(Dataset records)
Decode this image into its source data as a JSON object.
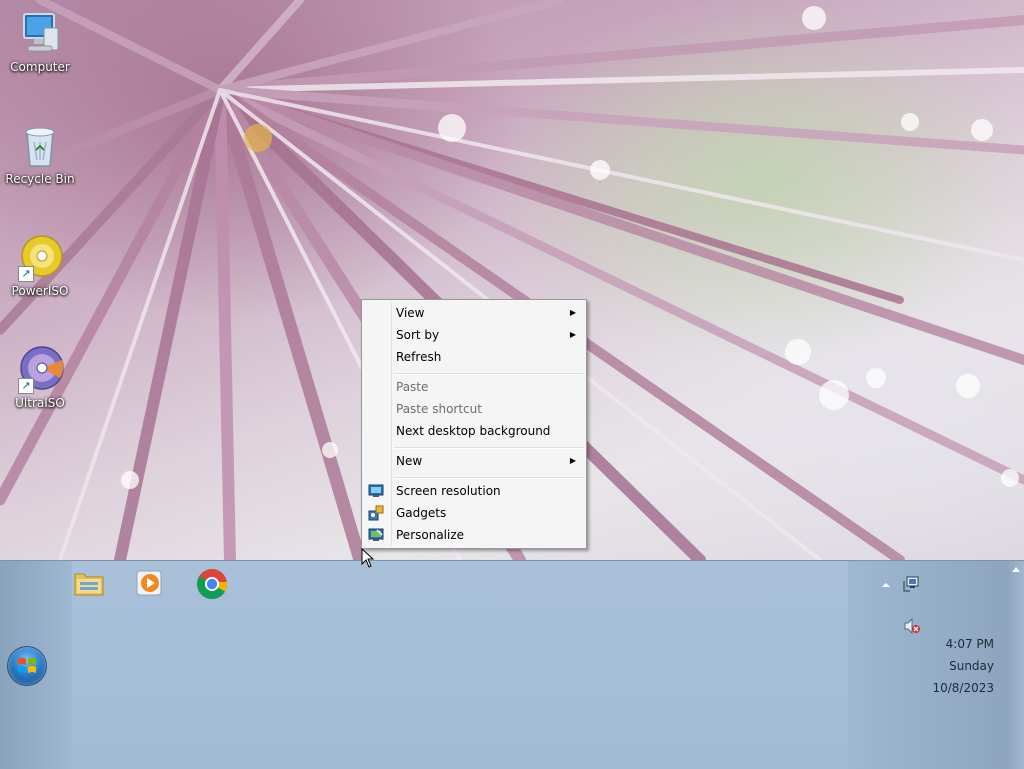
{
  "desktop": {
    "icons": [
      {
        "label": "Computer",
        "icon": "computer-icon"
      },
      {
        "label": "Recycle Bin",
        "icon": "recycle-bin-icon"
      },
      {
        "label": "PowerISO",
        "icon": "poweriso-icon"
      },
      {
        "label": "UltraISO",
        "icon": "ultraiso-icon"
      }
    ]
  },
  "context_menu": {
    "items": [
      {
        "label": "View",
        "submenu": true,
        "enabled": true
      },
      {
        "label": "Sort by",
        "submenu": true,
        "enabled": true
      },
      {
        "label": "Refresh",
        "submenu": false,
        "enabled": true
      },
      {
        "label": "Paste",
        "submenu": false,
        "enabled": false
      },
      {
        "label": "Paste shortcut",
        "submenu": false,
        "enabled": false
      },
      {
        "label": "Next desktop background",
        "submenu": false,
        "enabled": true
      },
      {
        "label": "New",
        "submenu": true,
        "enabled": true
      },
      {
        "label": "Screen resolution",
        "submenu": false,
        "enabled": true,
        "icon": "screen-resolution-icon"
      },
      {
        "label": "Gadgets",
        "submenu": false,
        "enabled": true,
        "icon": "gadgets-icon"
      },
      {
        "label": "Personalize",
        "submenu": false,
        "enabled": true,
        "icon": "personalize-icon"
      }
    ]
  },
  "taskbar": {
    "pinned": [
      {
        "name": "Windows Explorer",
        "icon": "folder-icon"
      },
      {
        "name": "Windows Media Player",
        "icon": "media-player-icon"
      },
      {
        "name": "Google Chrome",
        "icon": "chrome-icon"
      }
    ],
    "tray": {
      "icons": [
        "show-hidden-icons-icon",
        "network-icon",
        "volume-muted-icon"
      ]
    },
    "clock": {
      "time": "4:07 PM",
      "day": "Sunday",
      "date": "10/8/2023"
    }
  },
  "colors": {
    "taskbar": "#a8c0d8",
    "menu_bg": "#f5f5f5",
    "disabled_text": "#6d6d6d"
  }
}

Task details:
Give back the entries verbatim. Do not include any picture.

Solution to this exercise:
Decode this image into its source data as a JSON object.
{
  "desktop": {
    "icons": [
      {
        "label": "Computer",
        "icon": "computer-icon"
      },
      {
        "label": "Recycle Bin",
        "icon": "recycle-bin-icon"
      },
      {
        "label": "PowerISO",
        "icon": "poweriso-icon"
      },
      {
        "label": "UltraISO",
        "icon": "ultraiso-icon"
      }
    ]
  },
  "context_menu": {
    "items": [
      {
        "label": "View",
        "submenu": true,
        "enabled": true
      },
      {
        "label": "Sort by",
        "submenu": true,
        "enabled": true
      },
      {
        "label": "Refresh",
        "submenu": false,
        "enabled": true
      },
      {
        "label": "Paste",
        "submenu": false,
        "enabled": false
      },
      {
        "label": "Paste shortcut",
        "submenu": false,
        "enabled": false
      },
      {
        "label": "Next desktop background",
        "submenu": false,
        "enabled": true
      },
      {
        "label": "New",
        "submenu": true,
        "enabled": true
      },
      {
        "label": "Screen resolution",
        "submenu": false,
        "enabled": true,
        "icon": "screen-resolution-icon"
      },
      {
        "label": "Gadgets",
        "submenu": false,
        "enabled": true,
        "icon": "gadgets-icon"
      },
      {
        "label": "Personalize",
        "submenu": false,
        "enabled": true,
        "icon": "personalize-icon"
      }
    ]
  },
  "taskbar": {
    "pinned": [
      {
        "name": "Windows Explorer",
        "icon": "folder-icon"
      },
      {
        "name": "Windows Media Player",
        "icon": "media-player-icon"
      },
      {
        "name": "Google Chrome",
        "icon": "chrome-icon"
      }
    ],
    "tray": {
      "icons": [
        "show-hidden-icons-icon",
        "network-icon",
        "volume-muted-icon"
      ]
    },
    "clock": {
      "time": "4:07 PM",
      "day": "Sunday",
      "date": "10/8/2023"
    }
  },
  "colors": {
    "taskbar": "#a8c0d8",
    "menu_bg": "#f5f5f5",
    "disabled_text": "#6d6d6d"
  }
}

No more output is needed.